Aim →
In the listing below, copy word for word the lines that start with the line containing "x-tick-label: Apr [251,355,271,368]" and run through the line containing "value-label: 0 km [80,334,107,347]". Include both of these lines.

Records supplied →
********************
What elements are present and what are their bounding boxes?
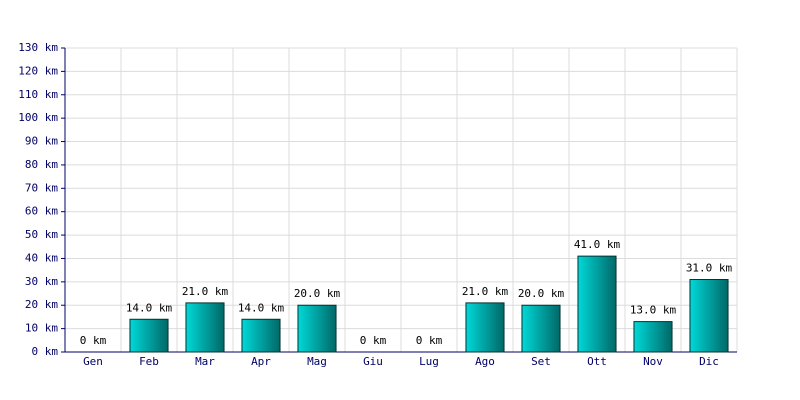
x-tick-label: Apr [251,355,271,368]
x-tick-label: Gen [83,355,103,368]
value-label: 31.0 km [686,262,733,275]
y-tick-label: 10 km [25,322,58,335]
bar [577,255,617,353]
y-tick-label: 120 km [18,64,58,77]
bar [521,304,561,353]
value-label: 14.0 km [126,301,173,314]
y-tick-label: 110 km [18,88,58,101]
x-tick-label: Lug [419,355,439,368]
value-label: 0 km [360,334,387,347]
value-label: 0 km [416,334,443,347]
value-label: 21.0 km [462,285,509,298]
y-tick-label: 60 km [25,205,58,218]
x-tick-label: Feb [139,355,159,368]
bar [689,279,729,353]
x-tick-label: Set [531,355,551,368]
x-tick-label: Ago [475,355,495,368]
y-tick-label: 40 km [25,251,58,264]
bar [465,302,505,353]
y-tick-label: 30 km [25,275,58,288]
x-tick-label: Giu [363,355,383,368]
value-label: 0 km [80,334,107,347]
x-tick-label: Nov [643,355,663,368]
value-label: 14.0 km [238,301,285,314]
y-tick-label: 20 km [25,298,58,311]
value-label: 13.0 km [630,304,677,317]
value-label: 41.0 km [574,238,621,251]
y-tick-label: 90 km [25,135,58,148]
x-tick-label: Mag [307,355,327,368]
y-tick-label: 100 km [18,111,58,124]
bar [297,304,337,353]
bar [185,302,225,353]
bar [241,318,281,353]
y-tick-label: 70 km [25,181,58,194]
y-tick-label: 50 km [25,228,58,241]
value-label: 20.0 km [518,287,565,300]
bar [129,318,169,353]
bar [633,321,673,353]
y-tick-label: 0 km [32,345,59,358]
x-tick-label: Ott [587,355,607,368]
y-tick-label: 80 km [25,158,58,171]
x-tick-label: Dic [699,355,719,368]
value-label: 20.0 km [294,287,341,300]
x-tick-label: Mar [195,355,215,368]
value-label: 21.0 km [182,285,229,298]
y-tick-label: 130 km [18,41,58,54]
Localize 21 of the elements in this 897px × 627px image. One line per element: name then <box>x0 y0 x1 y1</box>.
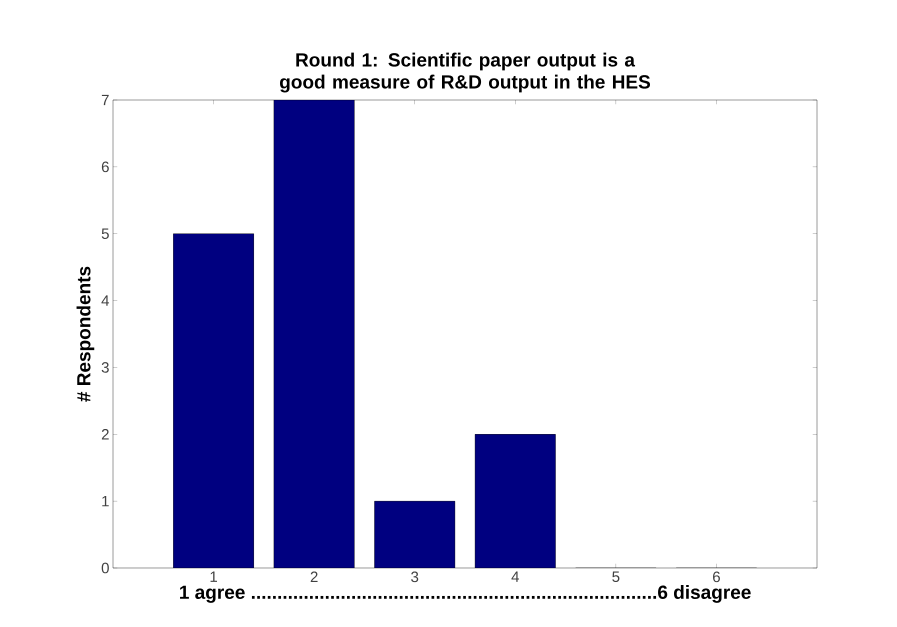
x-tick-label: 1 <box>210 572 218 582</box>
bar <box>274 100 354 568</box>
y-tick-label: 0 <box>102 562 109 574</box>
y-tick-label: 7 <box>102 94 109 106</box>
y-tick-label: 6 <box>102 162 109 172</box>
x-tick-label: 4 <box>511 572 520 582</box>
y-tick-label: 4 <box>101 295 110 306</box>
x-axis-title: 1 agree .............................................................................6 disagree <box>180 585 751 603</box>
chart-title: Round 1: Scientific paper output is a good measure of R&D output in the HES <box>280 52 650 92</box>
x-tick-label: 2 <box>310 572 318 582</box>
x-tick-label: 5 <box>612 572 620 582</box>
y-tick-label: 1 <box>102 496 109 506</box>
y-tick-label: 2 <box>102 429 109 440</box>
bar <box>475 434 556 568</box>
y-axis-title: # Respondents <box>76 266 94 402</box>
x-tick-label: 3 <box>411 572 418 582</box>
bar <box>374 501 455 568</box>
bar <box>173 234 254 568</box>
y-tick-label: 5 <box>102 228 109 239</box>
x-tick-label: 6 <box>713 572 720 582</box>
y-tick-label: 3 <box>102 362 109 373</box>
********************
Output →
x-tick-label: Apr [251,355,271,368]
x-tick-label: Gen [83,355,103,368]
value-label: 31.0 km [686,262,733,275]
y-tick-label: 10 km [25,322,58,335]
bar [577,255,617,353]
y-tick-label: 120 km [18,64,58,77]
bar [521,304,561,353]
value-label: 14.0 km [126,301,173,314]
y-tick-label: 110 km [18,88,58,101]
x-tick-label: Lug [419,355,439,368]
value-label: 0 km [360,334,387,347]
value-label: 0 km [416,334,443,347]
value-label: 21.0 km [462,285,509,298]
y-tick-label: 60 km [25,205,58,218]
x-tick-label: Feb [139,355,159,368]
bar [689,279,729,353]
x-tick-label: Set [531,355,551,368]
x-tick-label: Ago [475,355,495,368]
y-tick-label: 40 km [25,251,58,264]
bar [465,302,505,353]
y-tick-label: 30 km [25,275,58,288]
x-tick-label: Giu [363,355,383,368]
value-label: 0 km [80,334,107,347]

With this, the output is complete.